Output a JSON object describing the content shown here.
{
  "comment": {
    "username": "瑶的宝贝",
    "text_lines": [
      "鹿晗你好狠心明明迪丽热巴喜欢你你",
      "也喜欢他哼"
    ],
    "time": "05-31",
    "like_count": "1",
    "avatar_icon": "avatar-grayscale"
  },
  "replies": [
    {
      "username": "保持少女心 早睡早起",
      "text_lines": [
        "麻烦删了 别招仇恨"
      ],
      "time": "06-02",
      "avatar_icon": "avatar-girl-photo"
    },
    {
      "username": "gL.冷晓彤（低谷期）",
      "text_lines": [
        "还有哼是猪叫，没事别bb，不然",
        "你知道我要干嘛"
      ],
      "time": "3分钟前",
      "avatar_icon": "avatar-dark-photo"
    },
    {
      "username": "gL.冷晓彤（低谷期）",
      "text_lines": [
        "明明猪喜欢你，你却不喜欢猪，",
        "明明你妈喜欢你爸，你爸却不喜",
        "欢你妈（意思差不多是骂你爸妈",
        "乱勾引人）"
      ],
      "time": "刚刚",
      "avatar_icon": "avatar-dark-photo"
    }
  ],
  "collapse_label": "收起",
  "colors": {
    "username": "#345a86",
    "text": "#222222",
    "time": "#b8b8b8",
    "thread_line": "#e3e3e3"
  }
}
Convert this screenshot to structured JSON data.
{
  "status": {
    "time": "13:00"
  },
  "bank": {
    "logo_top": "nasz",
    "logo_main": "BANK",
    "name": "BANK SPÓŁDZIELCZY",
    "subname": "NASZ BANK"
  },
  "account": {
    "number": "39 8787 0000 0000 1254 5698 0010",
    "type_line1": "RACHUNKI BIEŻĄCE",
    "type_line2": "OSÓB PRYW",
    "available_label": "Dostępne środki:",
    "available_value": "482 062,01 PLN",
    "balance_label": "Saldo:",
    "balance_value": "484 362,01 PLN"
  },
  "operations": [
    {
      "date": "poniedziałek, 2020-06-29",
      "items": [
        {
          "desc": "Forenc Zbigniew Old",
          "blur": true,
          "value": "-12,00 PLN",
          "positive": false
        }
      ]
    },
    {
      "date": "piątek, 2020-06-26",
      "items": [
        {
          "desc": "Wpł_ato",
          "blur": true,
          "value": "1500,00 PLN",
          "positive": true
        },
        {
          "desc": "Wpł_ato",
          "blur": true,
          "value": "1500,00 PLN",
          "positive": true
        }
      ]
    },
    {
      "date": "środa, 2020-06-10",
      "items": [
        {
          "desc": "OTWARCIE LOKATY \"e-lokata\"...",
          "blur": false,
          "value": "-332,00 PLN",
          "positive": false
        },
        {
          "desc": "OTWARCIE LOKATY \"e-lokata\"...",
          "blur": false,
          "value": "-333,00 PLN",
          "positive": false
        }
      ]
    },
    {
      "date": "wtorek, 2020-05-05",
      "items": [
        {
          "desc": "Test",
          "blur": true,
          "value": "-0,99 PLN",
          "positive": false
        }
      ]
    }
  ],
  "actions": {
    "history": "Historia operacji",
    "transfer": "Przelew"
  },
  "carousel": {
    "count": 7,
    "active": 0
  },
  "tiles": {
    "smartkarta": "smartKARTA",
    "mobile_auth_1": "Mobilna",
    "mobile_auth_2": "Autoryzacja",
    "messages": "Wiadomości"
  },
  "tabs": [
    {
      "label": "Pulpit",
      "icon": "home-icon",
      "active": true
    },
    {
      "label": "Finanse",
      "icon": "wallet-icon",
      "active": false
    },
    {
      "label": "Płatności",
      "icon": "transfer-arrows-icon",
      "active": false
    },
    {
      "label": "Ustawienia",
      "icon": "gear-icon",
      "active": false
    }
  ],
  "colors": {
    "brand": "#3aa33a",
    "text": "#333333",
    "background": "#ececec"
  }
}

★ ★ ★ ★ ★ ★ ★

# [CHALLENGE]
Extract the complete data, matching each line exactly.

# [COMPLETE ANSWER]
Output a JSON object describing the content shown here.
{
  "comment": {
    "username": "瑶的宝贝",
    "text_lines": [
      "鹿晗你好狠心明明迪丽热巴喜欢你你",
      "也喜欢他哼"
    ],
    "time": "05-31",
    "like_count": "1",
    "avatar_icon": "avatar-grayscale"
  },
  "replies": [
    {
      "username": "保持少女心 早睡早起",
      "text_lines": [
        "麻烦删了 别招仇恨"
      ],
      "time": "06-02",
      "avatar_icon": "avatar-girl-photo"
    },
    {
      "username": "gL.冷晓彤（低谷期）",
      "text_lines": [
        "还有哼是猪叫，没事别bb，不然",
        "你知道我要干嘛"
      ],
      "time": "3分钟前",
      "avatar_icon": "avatar-dark-photo"
    },
    {
      "username": "gL.冷晓彤（低谷期）",
      "text_lines": [
        "明明猪喜欢你，你却不喜欢猪，",
        "明明你妈喜欢你爸，你爸却不喜",
        "欢你妈（意思差不多是骂你爸妈",
        "乱勾引人）"
      ],
      "time": "刚刚",
      "avatar_icon": "avatar-dark-photo"
    }
  ],
  "collapse_label": "收起",
  "colors": {
    "username": "#345a86",
    "text": "#222222",
    "time": "#b8b8b8",
    "thread_line": "#e3e3e3"
  }
}
Convert this screenshot to structured JSON data.
{
  "status": {
    "time": "13:00"
  },
  "bank": {
    "logo_top": "nasz",
    "logo_main": "BANK",
    "name": "BANK SPÓŁDZIELCZY",
    "subname": "NASZ BANK"
  },
  "account": {
    "number": "39 8787 0000 0000 1254 5698 0010",
    "type_line1": "RACHUNKI BIEŻĄCE",
    "type_line2": "OSÓB PRYW",
    "available_label": "Dostępne środki:",
    "available_value": "482 062,01 PLN",
    "balance_label": "Saldo:",
    "balance_value": "484 362,01 PLN"
  },
  "operations": [
    {
      "date": "poniedziałek, 2020-06-29",
      "items": [
        {
          "desc": "Forenc Zbigniew Old",
          "blur": true,
          "value": "-12,00 PLN",
          "positive": false
        }
      ]
    },
    {
      "date": "piątek, 2020-06-26",
      "items": [
        {
          "desc": "Wpł_ato",
          "blur": true,
          "value": "1500,00 PLN",
          "positive": true
        },
        {
          "desc": "Wpł_ato",
          "blur": true,
          "value": "1500,00 PLN",
          "positive": true
        }
      ]
    },
    {
      "date": "środa, 2020-06-10",
      "items": [
        {
          "desc": "OTWARCIE LOKATY \"e-lokata\"...",
          "blur": false,
          "value": "-332,00 PLN",
          "positive": false
        },
        {
          "desc": "OTWARCIE LOKATY \"e-lokata\"...",
          "blur": false,
          "value": "-333,00 PLN",
          "positive": false
        }
      ]
    },
    {
      "date": "wtorek, 2020-05-05",
      "items": [
        {
          "desc": "Test",
          "blur": true,
          "value": "-0,99 PLN",
          "positive": false
        }
      ]
    }
  ],
  "actions": {
    "history": "Historia operacji",
    "transfer": "Przelew"
  },
  "carousel": {
    "count": 7,
    "active": 0
  },
  "tiles": {
    "smartkarta": "smartKARTA",
    "mobile_auth_1": "Mobilna",
    "mobile_auth_2": "Autoryzacja",
    "messages": "Wiadomości"
  },
  "tabs": [
    {
      "label": "Pulpit",
      "icon": "home-icon",
      "active": true
    },
    {
      "label": "Finanse",
      "icon": "wallet-icon",
      "active": false
    },
    {
      "label": "Płatności",
      "icon": "transfer-arrows-icon",
      "active": false
    },
    {
      "label": "Ustawienia",
      "icon": "gear-icon",
      "active": false
    }
  ],
  "colors": {
    "brand": "#3aa33a",
    "text": "#333333",
    "background": "#ececec"
  }
}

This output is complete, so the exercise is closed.